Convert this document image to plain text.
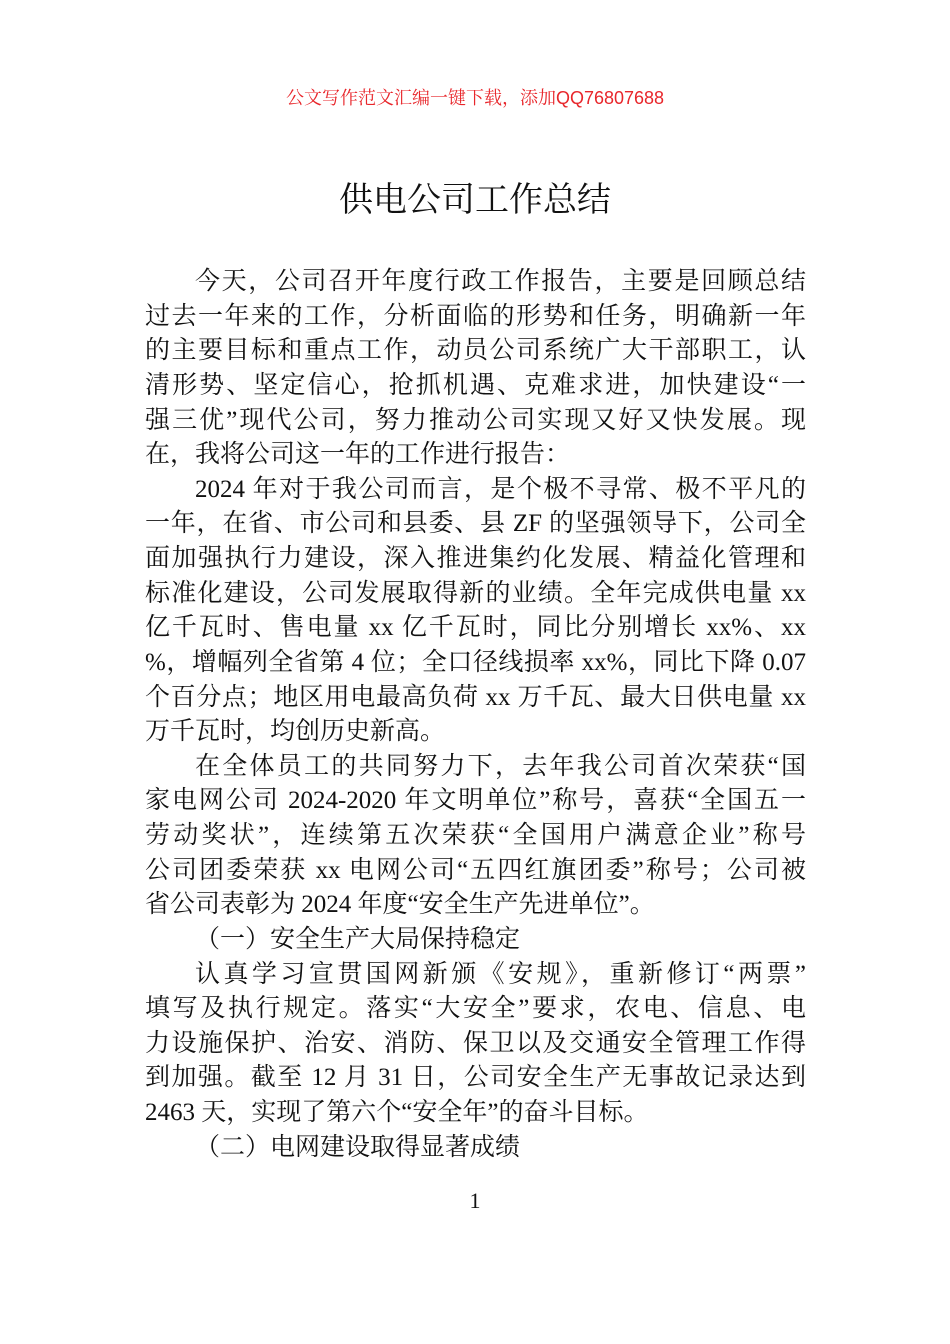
公文写作范文汇编一键下载，添加QQ76807688
供电公司工作总结
今天，公司召开年度行政工作报告，主要是回顾总结
过去一年来的工作，分析面临的形势和任务，明确新一年
的主要目标和重点工作，动员公司系统广大干部职工，认
清形势、坚定信心，抢抓机遇、克难求进，加快建设“一
强三优”现代公司，努力推动公司实现又好又快发展。现
在，我将公司这一年的工作进行报告：
2024 年对于我公司而言，是个极不寻常、极不平凡的
一年，在省、市公司和县委、县 ZF 的坚强领导下，公司全
面加强执行力建设，深入推进集约化发展、精益化管理和
标准化建设，公司发展取得新的业绩。全年完成供电量 xx
亿千瓦时、售电量 xx 亿千瓦时，同比分别增长 xx%、xx
%，增幅列全省第 4 位；全口径线损率 xx%，同比下降 0.07
个百分点；地区用电最高负荷 xx 万千瓦、最大日供电量 xx
万千瓦时，均创历史新高。
在全体员工的共同努力下，去年我公司首次荣获“国
家电网公司 2024-2020 年文明单位”称号，喜获“全国五一
劳动奖状”，连续第五次荣获“全国用户满意企业”称号
公司团委荣获 xx 电网公司“五四红旗团委”称号；公司被
省公司表彰为 2024 年度“安全生产先进单位”。
（一）安全生产大局保持稳定
认真学习宣贯国网新颁《安规》，重新修订“两票”
填写及执行规定。落实“大安全”要求，农电、信息、电
力设施保护、治安、消防、保卫以及交通安全管理工作得
到加强。截至 12 月 31 日，公司安全生产无事故记录达到
2463 天，实现了第六个“安全年”的奋斗目标。
（二）电网建设取得显著成绩
1
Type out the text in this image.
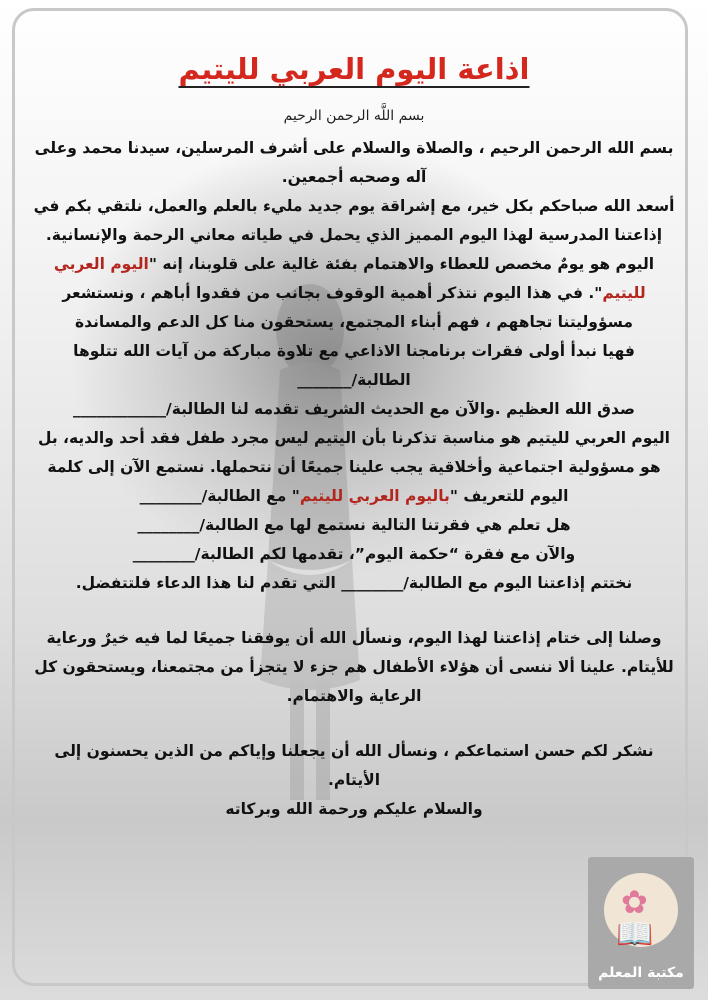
اذاعة اليوم العربي لليتيم
بسم اللَّه الرحمن الرحيم

بسم الله الرحمن الرحيم ، والصلاة والسلام على أشرف المرسلين، سيدنا محمد وعلى آله وصحبه أجمعين.

أسعد الله صباحكم بكل خير، مع إشراقة يوم جديد مليء بالعلم والعمل، نلتقي بكم في إذاعتنا المدرسية لهذا اليوم المميز الذي يحمل في طياته معاني الرحمة والإنسانية. اليوم هو يومٌ مخصص للعطاء والاهتمام بفئة غالية على قلوبنا، إنه "اليوم العربي لليتيم". في هذا اليوم نتذكر أهمية الوقوف بجانب من فقدوا أباهم ، ونستشعر مسؤوليتنا تجاههم ، فهم أبناء المجتمع، يستحقون منا كل الدعم والمساندة

فهيا نبدأ أولى فقرات برنامجنا الاذاعي مع تلاوة مباركة من آيات الله تتلوها الطالبة/_______

صدق الله العظيم .والآن مع الحديث الشريف تقدمه لنا الطالبة/____________

اليوم العربي لليتيم هو مناسبة تذكرنا بأن اليتيم ليس مجرد طفل فقد أحد والديه، بل هو مسؤولية اجتماعية وأخلاقية يجب علينا جميعًا أن نتحملها. نستمع الآن إلى كلمة اليوم للتعريف "باليوم العربي لليتيم" مع الطالبة/________

هل تعلم هي فقرتنا التالية نستمع لها مع الطالبة/________

والآن مع فقرة “حكمة اليوم”، تقدمها لكم الطالبة/________

نختتم إذاعتنا اليوم مع الطالبة/________ التي تقدم لنا هذا الدعاء فلتتفضل.

وصلنا إلى ختام إذاعتنا لهذا اليوم، ونسأل الله أن يوفقنا جميعًا لما فيه خيرٌ ورعاية للأيتام. علينا ألا ننسى أن هؤلاء الأطفال هم جزء لا يتجزأ من مجتمعنا، ويستحقون كل الرعاية والاهتمام.

نشكر لكم حسن استماعكم ، ونسأل الله أن يجعلنا وإياكم من الذين يحسنون إلى الأيتام.

والسلام عليكم ورحمة الله وبركاته

✿
📖
مكتبة المعلم
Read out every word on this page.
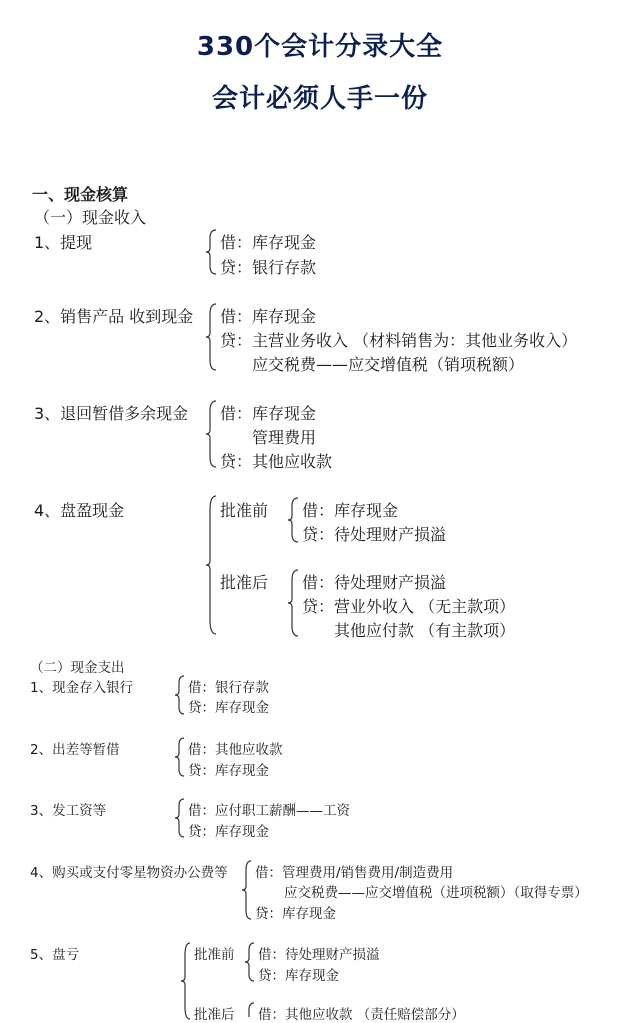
330个会计分录大全
会计必须人手一份
一、现金核算
（一）现金收入
1、提现	借：库存现金
贷：银行存款
2、销售产品 收到现金 借：库存现金
贷：主营业务收入 （材料销售为：其他业务收入）
应交税费——应交增值税（销项税额）
3、退回暂借多余现金 借：库存现金
管理费用
贷：其他应收款
4、盘盈现金	批准前 借：库存现金
贷：待处理财产损溢
批准后 借：待处理财产损溢
贷：营业外收入 （无主款项）
其他应付款 （有主款项）
（二）现金支出
1、现金存入银行	借：银行存款
贷：库存现金
2、出差等暂借	借：其他应收款
贷：库存现金
3、发工资等	借：应付职工薪酬——工资
贷：库存现金
4、购买或支付零星物资办公费等 借：管理费用/销售费用/制造费用
应交税费——应交增值税（进项税额）（取得专票）
贷：库存现金
5、盘亏	批准前 借：待处理财产损溢
贷：库存现金
批准后 借：其他应收款 （责任赔偿部分）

## Short exercise
Repeat the material above in full and exactly, omitting the pictures.

## Finished task
Convert this document image to plain text.
公文写作范文汇编一键下载，添加QQ76807688
供电公司工作总结
今天，公司召开年度行政工作报告，主要是回顾总结
过去一年来的工作，分析面临的形势和任务，明确新一年
的主要目标和重点工作，动员公司系统广大干部职工，认
清形势、坚定信心，抢抓机遇、克难求进，加快建设“一
强三优”现代公司，努力推动公司实现又好又快发展。现
在，我将公司这一年的工作进行报告：
2024 年对于我公司而言，是个极不寻常、极不平凡的
一年，在省、市公司和县委、县 ZF 的坚强领导下，公司全
面加强执行力建设，深入推进集约化发展、精益化管理和
标准化建设，公司发展取得新的业绩。全年完成供电量 xx
亿千瓦时、售电量 xx 亿千瓦时，同比分别增长 xx%、xx
%，增幅列全省第 4 位；全口径线损率 xx%，同比下降 0.07
个百分点；地区用电最高负荷 xx 万千瓦、最大日供电量 xx
万千瓦时，均创历史新高。
在全体员工的共同努力下，去年我公司首次荣获“国
家电网公司 2024-2020 年文明单位”称号，喜获“全国五一
劳动奖状”，连续第五次荣获“全国用户满意企业”称号
公司团委荣获 xx 电网公司“五四红旗团委”称号；公司被
省公司表彰为 2024 年度“安全生产先进单位”。
（一）安全生产大局保持稳定
认真学习宣贯国网新颁《安规》，重新修订“两票”
填写及执行规定。落实“大安全”要求，农电、信息、电
力设施保护、治安、消防、保卫以及交通安全管理工作得
到加强。截至 12 月 31 日，公司安全生产无事故记录达到
2463 天，实现了第六个“安全年”的奋斗目标。
（二）电网建设取得显著成绩
1
Type out the text in this image.
اذاعة اليوم العربي لليتيم
بسم اللَّه الرحمن الرحيم

بسم الله الرحمن الرحيم ، والصلاة والسلام على أشرف المرسلين، سيدنا محمد وعلى آله وصحبه أجمعين.

أسعد الله صباحكم بكل خير، مع إشراقة يوم جديد مليء بالعلم والعمل، نلتقي بكم في إذاعتنا المدرسية لهذا اليوم المميز الذي يحمل في طياته معاني الرحمة والإنسانية. اليوم هو يومٌ مخصص للعطاء والاهتمام بفئة غالية على قلوبنا، إنه "اليوم العربي لليتيم". في هذا اليوم نتذكر أهمية الوقوف بجانب من فقدوا أباهم ، ونستشعر مسؤوليتنا تجاههم ، فهم أبناء المجتمع، يستحقون منا كل الدعم والمساندة

فهيا نبدأ أولى فقرات برنامجنا الاذاعي مع تلاوة مباركة من آيات الله تتلوها الطالبة/_______

صدق الله العظيم .والآن مع الحديث الشريف تقدمه لنا الطالبة/____________

اليوم العربي لليتيم هو مناسبة تذكرنا بأن اليتيم ليس مجرد طفل فقد أحد والديه، بل هو مسؤولية اجتماعية وأخلاقية يجب علينا جميعًا أن نتحملها. نستمع الآن إلى كلمة اليوم للتعريف "باليوم العربي لليتيم" مع الطالبة/________

هل تعلم هي فقرتنا التالية نستمع لها مع الطالبة/________

والآن مع فقرة “حكمة اليوم”، تقدمها لكم الطالبة/________

نختتم إذاعتنا اليوم مع الطالبة/________ التي تقدم لنا هذا الدعاء فلتتفضل.

وصلنا إلى ختام إذاعتنا لهذا اليوم، ونسأل الله أن يوفقنا جميعًا لما فيه خيرٌ ورعاية للأيتام. علينا ألا ننسى أن هؤلاء الأطفال هم جزء لا يتجزأ من مجتمعنا، ويستحقون كل الرعاية والاهتمام.

نشكر لكم حسن استماعكم ، ونسأل الله أن يجعلنا وإياكم من الذين يحسنون إلى الأيتام.

والسلام عليكم ورحمة الله وبركاته

✿
📖
مكتبة المعلم
Read out every word on this page.
330个会计分录大全
会计必须人手一份
一、现金核算
（一）现金收入
1、提现	借：库存现金
贷：银行存款
2、销售产品 收到现金 借：库存现金
贷：主营业务收入 （材料销售为：其他业务收入）
应交税费——应交增值税（销项税额）
3、退回暂借多余现金 借：库存现金
管理费用
贷：其他应收款
4、盘盈现金	批准前 借：库存现金
贷：待处理财产损溢
批准后 借：待处理财产损溢
贷：营业外收入 （无主款项）
其他应付款 （有主款项）
（二）现金支出
1、现金存入银行	借：银行存款
贷：库存现金
2、出差等暂借	借：其他应收款
贷：库存现金
3、发工资等	借：应付职工薪酬——工资
贷：库存现金
4、购买或支付零星物资办公费等 借：管理费用/销售费用/制造费用
应交税费——应交增值税（进项税额）（取得专票）
贷：库存现金
5、盘亏	批准前 借：待处理财产损溢
贷：库存现金
批准后 借：其他应收款 （责任赔偿部分）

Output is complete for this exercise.